# Exercise
Go through the listing and return every line with "Intelligent" in it.

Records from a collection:
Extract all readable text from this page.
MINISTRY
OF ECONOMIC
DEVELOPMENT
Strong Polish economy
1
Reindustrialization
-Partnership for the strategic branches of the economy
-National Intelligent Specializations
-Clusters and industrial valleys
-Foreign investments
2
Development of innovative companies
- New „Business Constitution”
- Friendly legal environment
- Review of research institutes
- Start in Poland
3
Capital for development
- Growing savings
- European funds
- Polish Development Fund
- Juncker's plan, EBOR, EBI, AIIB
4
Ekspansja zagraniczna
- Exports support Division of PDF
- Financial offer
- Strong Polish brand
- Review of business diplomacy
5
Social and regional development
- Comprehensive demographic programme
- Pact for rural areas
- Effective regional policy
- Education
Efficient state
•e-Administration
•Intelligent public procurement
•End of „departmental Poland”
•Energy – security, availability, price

# Full answer
-National Intelligent Specializations
•Intelligent public procurement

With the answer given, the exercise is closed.